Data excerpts
* * *
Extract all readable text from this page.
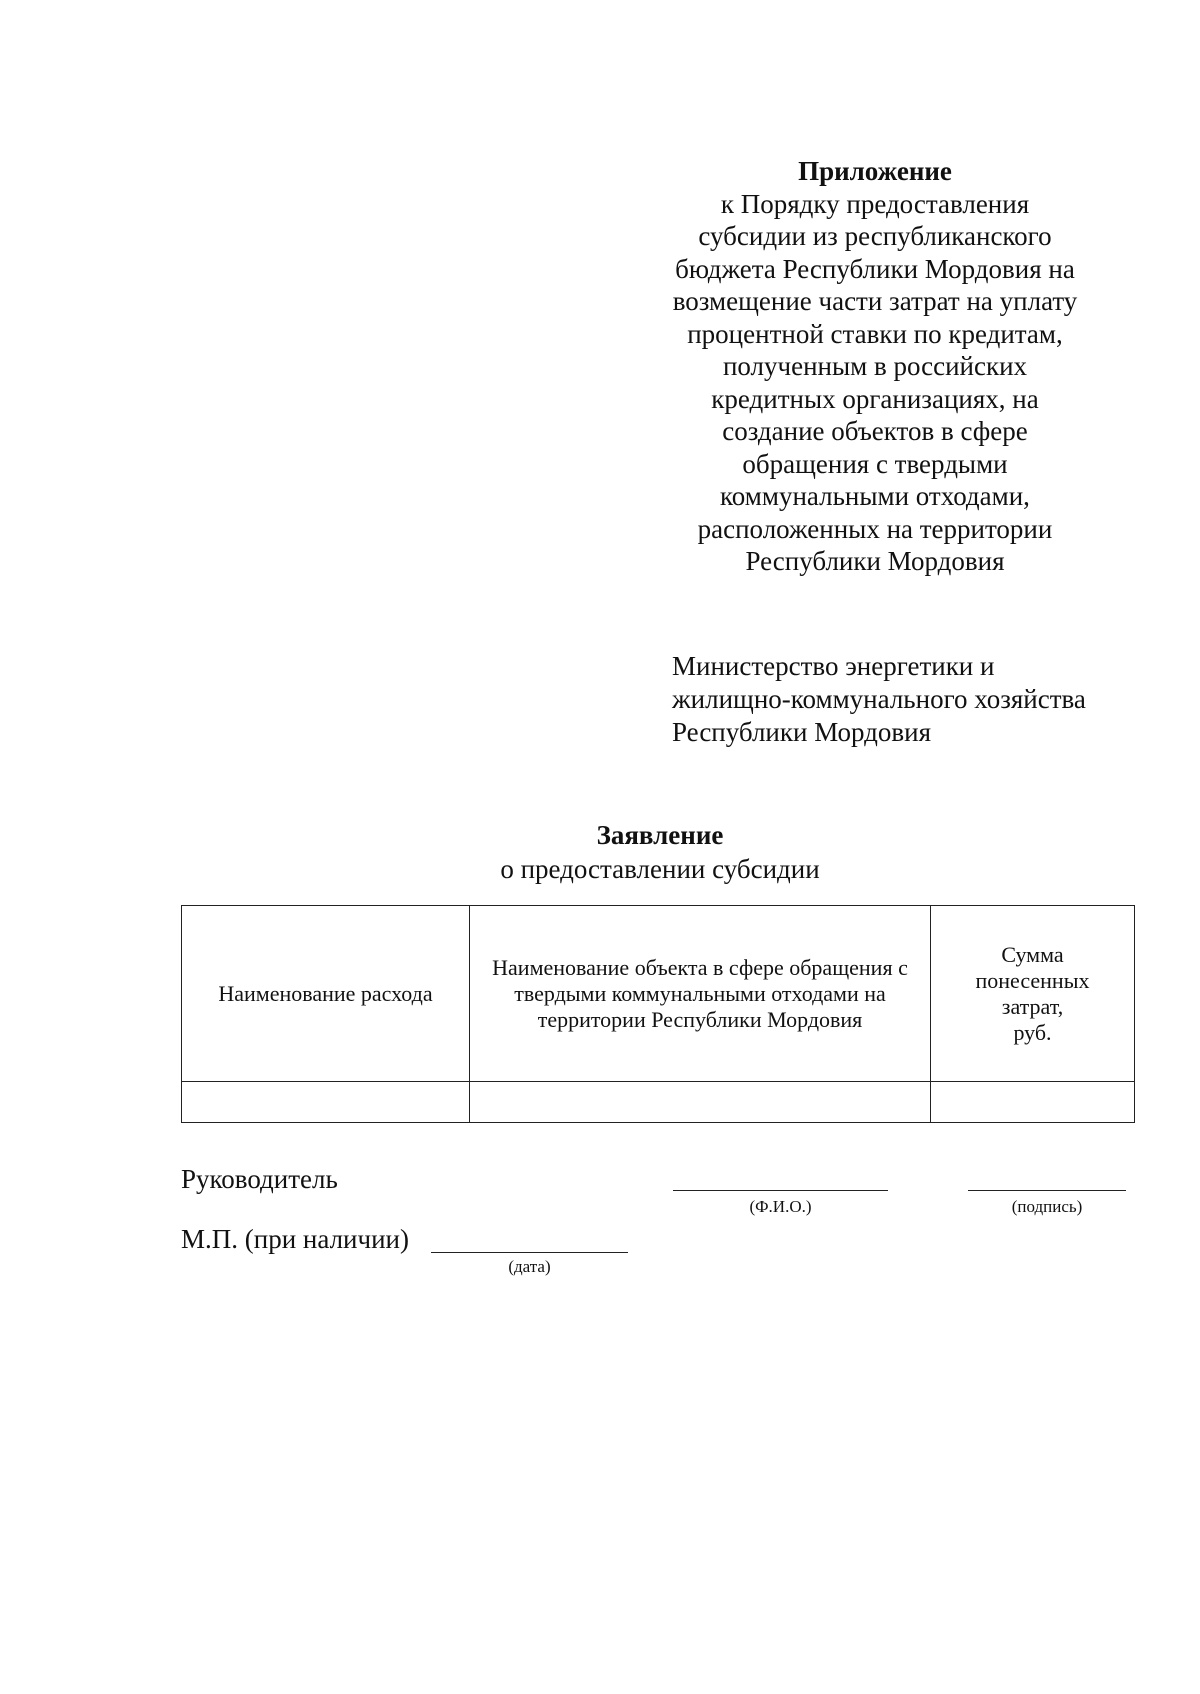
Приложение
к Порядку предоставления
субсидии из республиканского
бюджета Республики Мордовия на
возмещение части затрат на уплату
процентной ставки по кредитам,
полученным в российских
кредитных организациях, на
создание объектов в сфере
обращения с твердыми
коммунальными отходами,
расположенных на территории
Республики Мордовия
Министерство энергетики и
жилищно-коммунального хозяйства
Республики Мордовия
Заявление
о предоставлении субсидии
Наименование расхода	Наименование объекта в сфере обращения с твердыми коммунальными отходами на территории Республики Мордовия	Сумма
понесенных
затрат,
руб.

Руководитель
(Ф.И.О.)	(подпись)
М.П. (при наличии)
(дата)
* * *
• [TASK DETAILS] Repeat the preceding records precisely, and leave every picture out of the copy.

• [FINISHED TASK]
Extract all readable text from this page.
Приложение
к Порядку предоставления
субсидии из республиканского
бюджета Республики Мордовия на
возмещение части затрат на уплату
процентной ставки по кредитам,
полученным в российских
кредитных организациях, на
создание объектов в сфере
обращения с твердыми
коммунальными отходами,
расположенных на территории
Республики Мордовия
Министерство энергетики и
жилищно-коммунального хозяйства
Республики Мордовия
Заявление
о предоставлении субсидии
Наименование расхода	Наименование объекта в сфере обращения с твердыми коммунальными отходами на территории Республики Мордовия	Сумма
понесенных
затрат,
руб.

Руководитель
(Ф.И.О.)	(подпись)
М.П. (при наличии)
(дата)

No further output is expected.